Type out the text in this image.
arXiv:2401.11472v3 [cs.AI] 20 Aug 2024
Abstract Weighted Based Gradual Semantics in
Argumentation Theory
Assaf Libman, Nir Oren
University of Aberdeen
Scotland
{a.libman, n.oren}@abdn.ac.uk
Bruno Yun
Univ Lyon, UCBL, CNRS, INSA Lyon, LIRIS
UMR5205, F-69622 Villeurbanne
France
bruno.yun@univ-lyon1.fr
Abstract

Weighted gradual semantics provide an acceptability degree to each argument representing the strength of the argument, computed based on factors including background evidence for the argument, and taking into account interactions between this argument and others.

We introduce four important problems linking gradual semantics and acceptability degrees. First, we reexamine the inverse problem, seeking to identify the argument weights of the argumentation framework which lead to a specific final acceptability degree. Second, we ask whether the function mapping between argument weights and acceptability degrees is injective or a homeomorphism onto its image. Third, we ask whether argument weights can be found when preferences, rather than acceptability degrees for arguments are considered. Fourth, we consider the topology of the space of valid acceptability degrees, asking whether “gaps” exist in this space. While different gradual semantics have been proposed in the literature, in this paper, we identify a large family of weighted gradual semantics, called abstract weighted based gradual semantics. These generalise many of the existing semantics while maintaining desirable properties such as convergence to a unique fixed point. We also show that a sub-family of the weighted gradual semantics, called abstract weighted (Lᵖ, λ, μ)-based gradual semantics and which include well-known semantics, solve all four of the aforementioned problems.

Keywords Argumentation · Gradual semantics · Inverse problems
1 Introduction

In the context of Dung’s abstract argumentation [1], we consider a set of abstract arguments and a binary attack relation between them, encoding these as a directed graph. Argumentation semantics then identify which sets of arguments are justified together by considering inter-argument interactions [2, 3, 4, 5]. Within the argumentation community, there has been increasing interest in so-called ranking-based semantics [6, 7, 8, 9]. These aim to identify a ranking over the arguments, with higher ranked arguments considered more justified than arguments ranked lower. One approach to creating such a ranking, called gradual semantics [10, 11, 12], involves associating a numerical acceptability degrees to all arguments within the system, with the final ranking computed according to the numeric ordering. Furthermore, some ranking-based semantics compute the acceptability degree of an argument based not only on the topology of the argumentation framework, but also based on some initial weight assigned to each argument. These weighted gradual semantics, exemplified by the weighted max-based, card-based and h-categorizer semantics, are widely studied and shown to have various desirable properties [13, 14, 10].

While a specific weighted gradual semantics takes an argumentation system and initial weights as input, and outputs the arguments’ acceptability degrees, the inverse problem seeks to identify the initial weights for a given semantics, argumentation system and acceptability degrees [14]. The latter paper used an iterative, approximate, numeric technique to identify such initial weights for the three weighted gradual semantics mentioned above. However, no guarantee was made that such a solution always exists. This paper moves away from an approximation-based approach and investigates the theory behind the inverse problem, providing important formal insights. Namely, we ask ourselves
____________
[Exercise description]
Reproduce the material exactly, with every line intact.

[Result]
Type out the text in this image.
arXiv:2401.11472v3 [cs.AI] 20 Aug 2024
Abstract Weighted Based Gradual Semantics in
Argumentation Theory
Assaf Libman, Nir Oren
University of Aberdeen
Scotland
{a.libman, n.oren}@abdn.ac.uk
Bruno Yun
Univ Lyon, UCBL, CNRS, INSA Lyon, LIRIS
UMR5205, F-69622 Villeurbanne
France
bruno.yun@univ-lyon1.fr
Abstract

Weighted gradual semantics provide an acceptability degree to each argument representing the strength of the argument, computed based on factors including background evidence for the argument, and taking into account interactions between this argument and others.

We introduce four important problems linking gradual semantics and acceptability degrees. First, we reexamine the inverse problem, seeking to identify the argument weights of the argumentation framework which lead to a specific final acceptability degree. Second, we ask whether the function mapping between argument weights and acceptability degrees is injective or a homeomorphism onto its image. Third, we ask whether argument weights can be found when preferences, rather than acceptability degrees for arguments are considered. Fourth, we consider the topology of the space of valid acceptability degrees, asking whether “gaps” exist in this space. While different gradual semantics have been proposed in the literature, in this paper, we identify a large family of weighted gradual semantics, called abstract weighted based gradual semantics. These generalise many of the existing semantics while maintaining desirable properties such as convergence to a unique fixed point. We also show that a sub-family of the weighted gradual semantics, called abstract weighted (Lᵖ, λ, μ)-based gradual semantics and which include well-known semantics, solve all four of the aforementioned problems.

Keywords Argumentation · Gradual semantics · Inverse problems
1 Introduction

In the context of Dung’s abstract argumentation [1], we consider a set of abstract arguments and a binary attack relation between them, encoding these as a directed graph. Argumentation semantics then identify which sets of arguments are justified together by considering inter-argument interactions [2, 3, 4, 5]. Within the argumentation community, there has been increasing interest in so-called ranking-based semantics [6, 7, 8, 9]. These aim to identify a ranking over the arguments, with higher ranked arguments considered more justified than arguments ranked lower. One approach to creating such a ranking, called gradual semantics [10, 11, 12], involves associating a numerical acceptability degrees to all arguments within the system, with the final ranking computed according to the numeric ordering. Furthermore, some ranking-based semantics compute the acceptability degree of an argument based not only on the topology of the argumentation framework, but also based on some initial weight assigned to each argument. These weighted gradual semantics, exemplified by the weighted max-based, card-based and h-categorizer semantics, are widely studied and shown to have various desirable properties [13, 14, 10].

While a specific weighted gradual semantics takes an argumentation system and initial weights as input, and outputs the arguments’ acceptability degrees, the inverse problem seeks to identify the initial weights for a given semantics, argumentation system and acceptability degrees [14]. The latter paper used an iterative, approximate, numeric technique to identify such initial weights for the three weighted gradual semantics mentioned above. However, no guarantee was made that such a solution always exists. This paper moves away from an approximation-based approach and investigates the theory behind the inverse problem, providing important formal insights. Namely, we ask ourselves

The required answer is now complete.